[Collected data entries]

--------------------------------------------------

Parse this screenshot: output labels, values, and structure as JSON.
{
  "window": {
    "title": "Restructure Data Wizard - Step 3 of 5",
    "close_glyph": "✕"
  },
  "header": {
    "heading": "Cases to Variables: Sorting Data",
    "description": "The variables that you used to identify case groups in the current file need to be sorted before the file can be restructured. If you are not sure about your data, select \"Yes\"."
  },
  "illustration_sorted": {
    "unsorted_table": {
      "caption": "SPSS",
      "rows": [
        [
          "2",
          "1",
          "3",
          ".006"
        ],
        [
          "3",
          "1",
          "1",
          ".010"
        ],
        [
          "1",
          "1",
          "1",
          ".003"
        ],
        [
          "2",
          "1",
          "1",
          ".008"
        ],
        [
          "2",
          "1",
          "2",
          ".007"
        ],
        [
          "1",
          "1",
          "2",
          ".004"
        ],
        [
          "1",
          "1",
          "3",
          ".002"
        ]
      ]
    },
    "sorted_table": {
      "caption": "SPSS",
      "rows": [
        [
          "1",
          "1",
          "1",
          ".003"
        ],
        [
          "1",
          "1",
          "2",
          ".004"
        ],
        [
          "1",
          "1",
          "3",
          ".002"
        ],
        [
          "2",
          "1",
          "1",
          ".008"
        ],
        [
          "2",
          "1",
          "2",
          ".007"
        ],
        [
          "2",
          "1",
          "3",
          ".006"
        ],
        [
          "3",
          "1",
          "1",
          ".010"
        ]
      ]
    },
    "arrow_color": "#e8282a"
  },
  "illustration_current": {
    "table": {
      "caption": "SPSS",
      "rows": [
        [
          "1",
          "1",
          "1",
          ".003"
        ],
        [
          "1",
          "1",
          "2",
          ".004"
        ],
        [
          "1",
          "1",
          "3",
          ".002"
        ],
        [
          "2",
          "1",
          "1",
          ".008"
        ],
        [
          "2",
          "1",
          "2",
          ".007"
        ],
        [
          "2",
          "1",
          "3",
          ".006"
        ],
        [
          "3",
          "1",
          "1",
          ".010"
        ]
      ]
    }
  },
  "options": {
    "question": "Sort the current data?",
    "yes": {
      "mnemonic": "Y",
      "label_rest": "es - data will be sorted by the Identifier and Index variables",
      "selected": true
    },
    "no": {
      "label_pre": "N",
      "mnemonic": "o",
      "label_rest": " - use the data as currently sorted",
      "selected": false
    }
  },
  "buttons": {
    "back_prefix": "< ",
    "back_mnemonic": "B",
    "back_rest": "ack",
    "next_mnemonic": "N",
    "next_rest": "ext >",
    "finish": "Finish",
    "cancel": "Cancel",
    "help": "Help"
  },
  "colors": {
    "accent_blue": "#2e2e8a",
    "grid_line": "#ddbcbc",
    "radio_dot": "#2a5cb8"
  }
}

--------------------------------------------------

**EXERCISE:** Copy out each line above, character for character.

**THE COMPLETED TASK:**
Parse this screenshot: output labels, values, and structure as JSON.
{
  "window": {
    "title": "Restructure Data Wizard - Step 3 of 5",
    "close_glyph": "✕"
  },
  "header": {
    "heading": "Cases to Variables: Sorting Data",
    "description": "The variables that you used to identify case groups in the current file need to be sorted before the file can be restructured. If you are not sure about your data, select \"Yes\"."
  },
  "illustration_sorted": {
    "unsorted_table": {
      "caption": "SPSS",
      "rows": [
        [
          "2",
          "1",
          "3",
          ".006"
        ],
        [
          "3",
          "1",
          "1",
          ".010"
        ],
        [
          "1",
          "1",
          "1",
          ".003"
        ],
        [
          "2",
          "1",
          "1",
          ".008"
        ],
        [
          "2",
          "1",
          "2",
          ".007"
        ],
        [
          "1",
          "1",
          "2",
          ".004"
        ],
        [
          "1",
          "1",
          "3",
          ".002"
        ]
      ]
    },
    "sorted_table": {
      "caption": "SPSS",
      "rows": [
        [
          "1",
          "1",
          "1",
          ".003"
        ],
        [
          "1",
          "1",
          "2",
          ".004"
        ],
        [
          "1",
          "1",
          "3",
          ".002"
        ],
        [
          "2",
          "1",
          "1",
          ".008"
        ],
        [
          "2",
          "1",
          "2",
          ".007"
        ],
        [
          "2",
          "1",
          "3",
          ".006"
        ],
        [
          "3",
          "1",
          "1",
          ".010"
        ]
      ]
    },
    "arrow_color": "#e8282a"
  },
  "illustration_current": {
    "table": {
      "caption": "SPSS",
      "rows": [
        [
          "1",
          "1",
          "1",
          ".003"
        ],
        [
          "1",
          "1",
          "2",
          ".004"
        ],
        [
          "1",
          "1",
          "3",
          ".002"
        ],
        [
          "2",
          "1",
          "1",
          ".008"
        ],
        [
          "2",
          "1",
          "2",
          ".007"
        ],
        [
          "2",
          "1",
          "3",
          ".006"
        ],
        [
          "3",
          "1",
          "1",
          ".010"
        ]
      ]
    }
  },
  "options": {
    "question": "Sort the current data?",
    "yes": {
      "mnemonic": "Y",
      "label_rest": "es - data will be sorted by the Identifier and Index variables",
      "selected": true
    },
    "no": {
      "label_pre": "N",
      "mnemonic": "o",
      "label_rest": " - use the data as currently sorted",
      "selected": false
    }
  },
  "buttons": {
    "back_prefix": "< ",
    "back_mnemonic": "B",
    "back_rest": "ack",
    "next_mnemonic": "N",
    "next_rest": "ext >",
    "finish": "Finish",
    "cancel": "Cancel",
    "help": "Help"
  },
  "colors": {
    "accent_blue": "#2e2e8a",
    "grid_line": "#ddbcbc",
    "radio_dot": "#2a5cb8"
  }
}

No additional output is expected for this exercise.